WHAT THE TASK REQUIRES: Quote every line of the data below as it stands, omitting pictures.

(Data items)
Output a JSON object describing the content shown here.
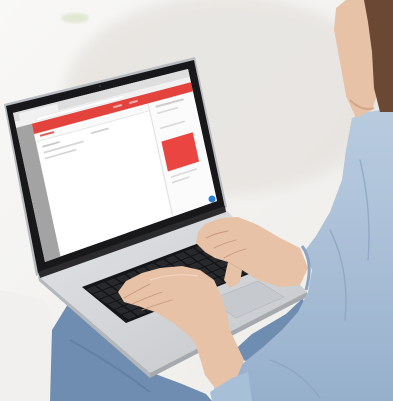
{
  "colors": {
    "background": "#f4f3f1",
    "corner_bar": "#5c5c5c",
    "screen_app_header": "#e4423d",
    "screen_app_card": "#ea4540",
    "screen_sidebar": "#a3a3a3",
    "screen_chat_button": "#2c7fd6",
    "laptop_body": "#d3d5d8",
    "laptop_bezel": "#18181a",
    "keyboard_well": "#141517",
    "shirt": "#a8bfd8",
    "jeans": "#6f8db1",
    "skin": "#e8c2a6",
    "hair": "#6b4834"
  },
  "icons": {
    "screen_chat_button": "chat-bubble-icon"
  }
}
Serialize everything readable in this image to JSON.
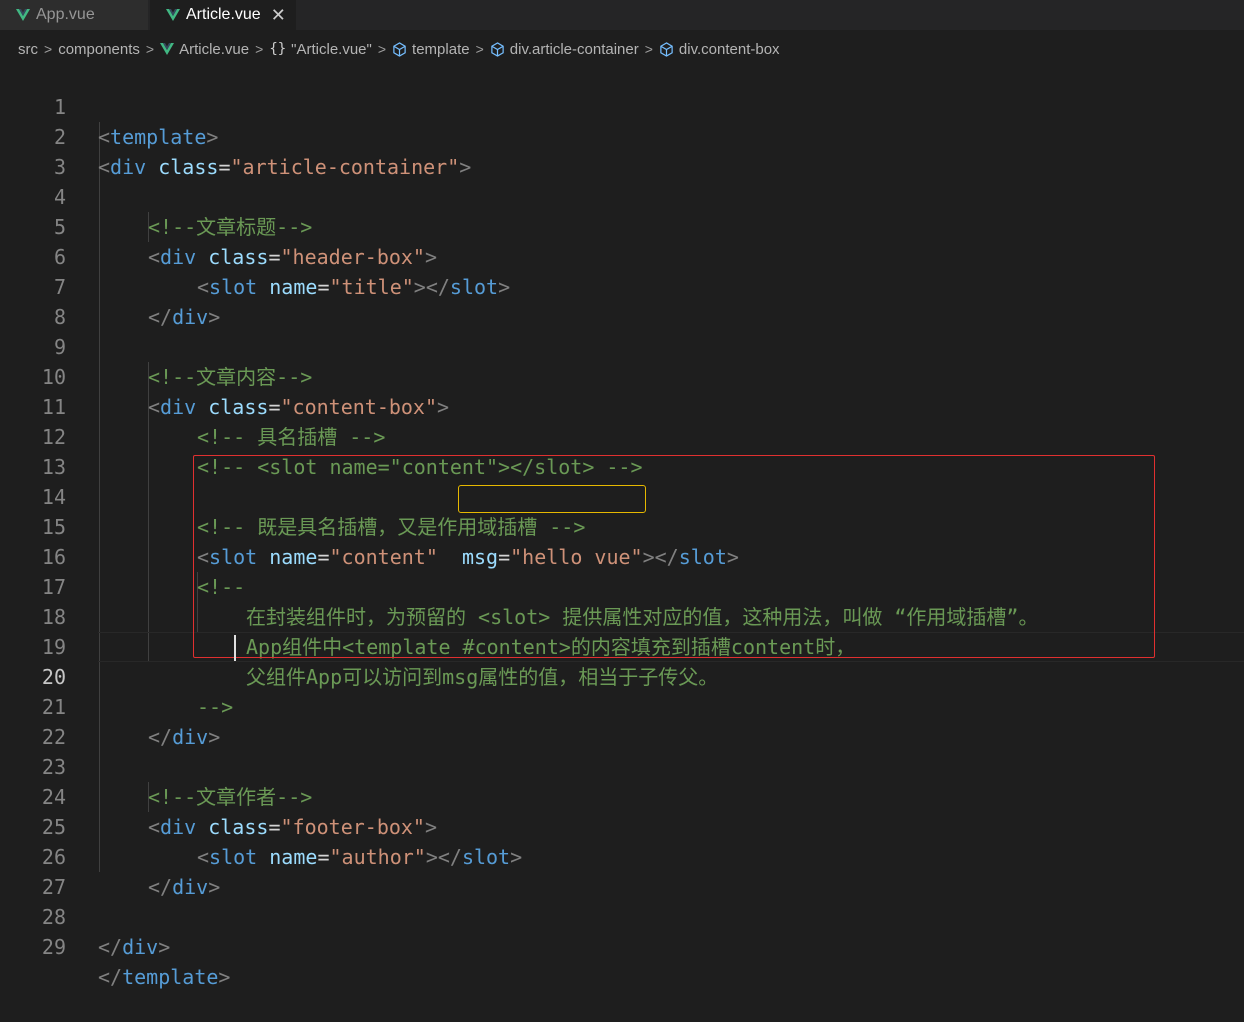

SOLUTION TO THE PROBLEM:
Output a JSON object describing the content shown here.
{
  "colors": {
    "background": "#f4f3f1",
    "corner_bar": "#5c5c5c",
    "screen_app_header": "#e4423d",
    "screen_app_card": "#ea4540",
    "screen_sidebar": "#a3a3a3",
    "screen_chat_button": "#2c7fd6",
    "laptop_body": "#d3d5d8",
    "laptop_bezel": "#18181a",
    "keyboard_well": "#141517",
    "shirt": "#a8bfd8",
    "jeans": "#6f8db1",
    "skin": "#e8c2a6",
    "hair": "#6b4834"
  },
  "icons": {
    "screen_chat_button": "chat-bubble-icon"
  }
}
Serialize everything readable in this image to JSON.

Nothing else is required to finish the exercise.